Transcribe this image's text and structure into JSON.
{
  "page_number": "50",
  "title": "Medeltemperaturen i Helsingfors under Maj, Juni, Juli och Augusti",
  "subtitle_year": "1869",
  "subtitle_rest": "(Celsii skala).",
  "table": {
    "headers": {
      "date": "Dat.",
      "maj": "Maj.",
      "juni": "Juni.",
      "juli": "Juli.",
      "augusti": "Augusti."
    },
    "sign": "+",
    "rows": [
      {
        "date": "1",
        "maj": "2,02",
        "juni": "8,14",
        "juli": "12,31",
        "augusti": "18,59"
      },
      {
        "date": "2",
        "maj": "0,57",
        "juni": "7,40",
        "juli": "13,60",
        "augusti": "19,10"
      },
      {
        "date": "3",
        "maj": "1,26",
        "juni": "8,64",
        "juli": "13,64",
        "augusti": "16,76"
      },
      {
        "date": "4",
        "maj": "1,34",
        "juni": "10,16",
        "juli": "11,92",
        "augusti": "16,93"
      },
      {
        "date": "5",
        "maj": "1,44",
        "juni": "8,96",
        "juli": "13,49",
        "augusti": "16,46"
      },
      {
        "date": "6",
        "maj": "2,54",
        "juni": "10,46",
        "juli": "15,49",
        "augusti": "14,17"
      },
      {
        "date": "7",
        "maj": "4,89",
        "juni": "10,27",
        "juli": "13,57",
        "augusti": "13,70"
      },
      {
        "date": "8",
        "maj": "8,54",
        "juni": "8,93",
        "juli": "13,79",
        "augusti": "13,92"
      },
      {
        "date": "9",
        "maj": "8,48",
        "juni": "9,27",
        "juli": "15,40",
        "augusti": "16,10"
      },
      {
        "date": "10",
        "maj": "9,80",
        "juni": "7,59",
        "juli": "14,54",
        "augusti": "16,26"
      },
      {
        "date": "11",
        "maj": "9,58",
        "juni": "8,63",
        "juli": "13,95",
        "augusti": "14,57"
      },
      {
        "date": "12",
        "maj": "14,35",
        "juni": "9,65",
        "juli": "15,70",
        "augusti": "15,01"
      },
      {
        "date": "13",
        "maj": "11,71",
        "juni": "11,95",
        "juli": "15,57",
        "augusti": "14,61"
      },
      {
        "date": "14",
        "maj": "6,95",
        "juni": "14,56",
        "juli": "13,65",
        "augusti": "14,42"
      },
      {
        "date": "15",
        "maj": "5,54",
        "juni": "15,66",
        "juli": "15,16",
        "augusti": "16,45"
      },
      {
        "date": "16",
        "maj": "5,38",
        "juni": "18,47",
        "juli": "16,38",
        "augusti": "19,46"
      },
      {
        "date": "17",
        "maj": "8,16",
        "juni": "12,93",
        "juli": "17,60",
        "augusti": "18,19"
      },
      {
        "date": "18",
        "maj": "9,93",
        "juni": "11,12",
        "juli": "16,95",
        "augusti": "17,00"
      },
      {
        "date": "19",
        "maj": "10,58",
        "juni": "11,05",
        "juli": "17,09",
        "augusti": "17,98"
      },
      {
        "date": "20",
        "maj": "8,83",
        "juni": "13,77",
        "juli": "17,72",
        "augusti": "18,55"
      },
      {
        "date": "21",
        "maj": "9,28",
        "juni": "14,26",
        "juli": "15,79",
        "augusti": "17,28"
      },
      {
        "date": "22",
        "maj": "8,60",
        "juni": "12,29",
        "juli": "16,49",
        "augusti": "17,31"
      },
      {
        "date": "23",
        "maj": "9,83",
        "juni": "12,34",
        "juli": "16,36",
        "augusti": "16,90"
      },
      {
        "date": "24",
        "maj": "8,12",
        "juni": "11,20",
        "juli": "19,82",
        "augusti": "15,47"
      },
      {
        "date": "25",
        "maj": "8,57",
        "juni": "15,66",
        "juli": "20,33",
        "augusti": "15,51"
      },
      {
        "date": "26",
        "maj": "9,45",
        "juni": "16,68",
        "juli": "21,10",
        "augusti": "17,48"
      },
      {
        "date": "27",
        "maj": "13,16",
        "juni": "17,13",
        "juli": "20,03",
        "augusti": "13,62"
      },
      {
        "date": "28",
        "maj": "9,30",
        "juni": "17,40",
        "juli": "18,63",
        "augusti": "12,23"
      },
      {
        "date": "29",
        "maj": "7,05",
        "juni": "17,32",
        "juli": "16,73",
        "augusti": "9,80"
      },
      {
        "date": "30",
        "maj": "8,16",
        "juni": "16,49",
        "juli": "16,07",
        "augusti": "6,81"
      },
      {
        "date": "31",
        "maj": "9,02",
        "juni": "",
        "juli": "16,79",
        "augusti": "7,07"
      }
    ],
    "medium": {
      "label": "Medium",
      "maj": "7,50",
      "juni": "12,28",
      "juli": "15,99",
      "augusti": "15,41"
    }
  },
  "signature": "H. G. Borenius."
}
------------------------------------------------------------
To do: Output each record precisely as given.

Completed task:
Transcribe this image's text and structure into JSON.
{
  "page_number": "50",
  "title": "Medeltemperaturen i Helsingfors under Maj, Juni, Juli och Augusti",
  "subtitle_year": "1869",
  "subtitle_rest": "(Celsii skala).",
  "table": {
    "headers": {
      "date": "Dat.",
      "maj": "Maj.",
      "juni": "Juni.",
      "juli": "Juli.",
      "augusti": "Augusti."
    },
    "sign": "+",
    "rows": [
      {
        "date": "1",
        "maj": "2,02",
        "juni": "8,14",
        "juli": "12,31",
        "augusti": "18,59"
      },
      {
        "date": "2",
        "maj": "0,57",
        "juni": "7,40",
        "juli": "13,60",
        "augusti": "19,10"
      },
      {
        "date": "3",
        "maj": "1,26",
        "juni": "8,64",
        "juli": "13,64",
        "augusti": "16,76"
      },
      {
        "date": "4",
        "maj": "1,34",
        "juni": "10,16",
        "juli": "11,92",
        "augusti": "16,93"
      },
      {
        "date": "5",
        "maj": "1,44",
        "juni": "8,96",
        "juli": "13,49",
        "augusti": "16,46"
      },
      {
        "date": "6",
        "maj": "2,54",
        "juni": "10,46",
        "juli": "15,49",
        "augusti": "14,17"
      },
      {
        "date": "7",
        "maj": "4,89",
        "juni": "10,27",
        "juli": "13,57",
        "augusti": "13,70"
      },
      {
        "date": "8",
        "maj": "8,54",
        "juni": "8,93",
        "juli": "13,79",
        "augusti": "13,92"
      },
      {
        "date": "9",
        "maj": "8,48",
        "juni": "9,27",
        "juli": "15,40",
        "augusti": "16,10"
      },
      {
        "date": "10",
        "maj": "9,80",
        "juni": "7,59",
        "juli": "14,54",
        "augusti": "16,26"
      },
      {
        "date": "11",
        "maj": "9,58",
        "juni": "8,63",
        "juli": "13,95",
        "augusti": "14,57"
      },
      {
        "date": "12",
        "maj": "14,35",
        "juni": "9,65",
        "juli": "15,70",
        "augusti": "15,01"
      },
      {
        "date": "13",
        "maj": "11,71",
        "juni": "11,95",
        "juli": "15,57",
        "augusti": "14,61"
      },
      {
        "date": "14",
        "maj": "6,95",
        "juni": "14,56",
        "juli": "13,65",
        "augusti": "14,42"
      },
      {
        "date": "15",
        "maj": "5,54",
        "juni": "15,66",
        "juli": "15,16",
        "augusti": "16,45"
      },
      {
        "date": "16",
        "maj": "5,38",
        "juni": "18,47",
        "juli": "16,38",
        "augusti": "19,46"
      },
      {
        "date": "17",
        "maj": "8,16",
        "juni": "12,93",
        "juli": "17,60",
        "augusti": "18,19"
      },
      {
        "date": "18",
        "maj": "9,93",
        "juni": "11,12",
        "juli": "16,95",
        "augusti": "17,00"
      },
      {
        "date": "19",
        "maj": "10,58",
        "juni": "11,05",
        "juli": "17,09",
        "augusti": "17,98"
      },
      {
        "date": "20",
        "maj": "8,83",
        "juni": "13,77",
        "juli": "17,72",
        "augusti": "18,55"
      },
      {
        "date": "21",
        "maj": "9,28",
        "juni": "14,26",
        "juli": "15,79",
        "augusti": "17,28"
      },
      {
        "date": "22",
        "maj": "8,60",
        "juni": "12,29",
        "juli": "16,49",
        "augusti": "17,31"
      },
      {
        "date": "23",
        "maj": "9,83",
        "juni": "12,34",
        "juli": "16,36",
        "augusti": "16,90"
      },
      {
        "date": "24",
        "maj": "8,12",
        "juni": "11,20",
        "juli": "19,82",
        "augusti": "15,47"
      },
      {
        "date": "25",
        "maj": "8,57",
        "juni": "15,66",
        "juli": "20,33",
        "augusti": "15,51"
      },
      {
        "date": "26",
        "maj": "9,45",
        "juni": "16,68",
        "juli": "21,10",
        "augusti": "17,48"
      },
      {
        "date": "27",
        "maj": "13,16",
        "juni": "17,13",
        "juli": "20,03",
        "augusti": "13,62"
      },
      {
        "date": "28",
        "maj": "9,30",
        "juni": "17,40",
        "juli": "18,63",
        "augusti": "12,23"
      },
      {
        "date": "29",
        "maj": "7,05",
        "juni": "17,32",
        "juli": "16,73",
        "augusti": "9,80"
      },
      {
        "date": "30",
        "maj": "8,16",
        "juni": "16,49",
        "juli": "16,07",
        "augusti": "6,81"
      },
      {
        "date": "31",
        "maj": "9,02",
        "juni": "",
        "juli": "16,79",
        "augusti": "7,07"
      }
    ],
    "medium": {
      "label": "Medium",
      "maj": "7,50",
      "juni": "12,28",
      "juli": "15,99",
      "augusti": "15,41"
    }
  },
  "signature": "H. G. Borenius."
}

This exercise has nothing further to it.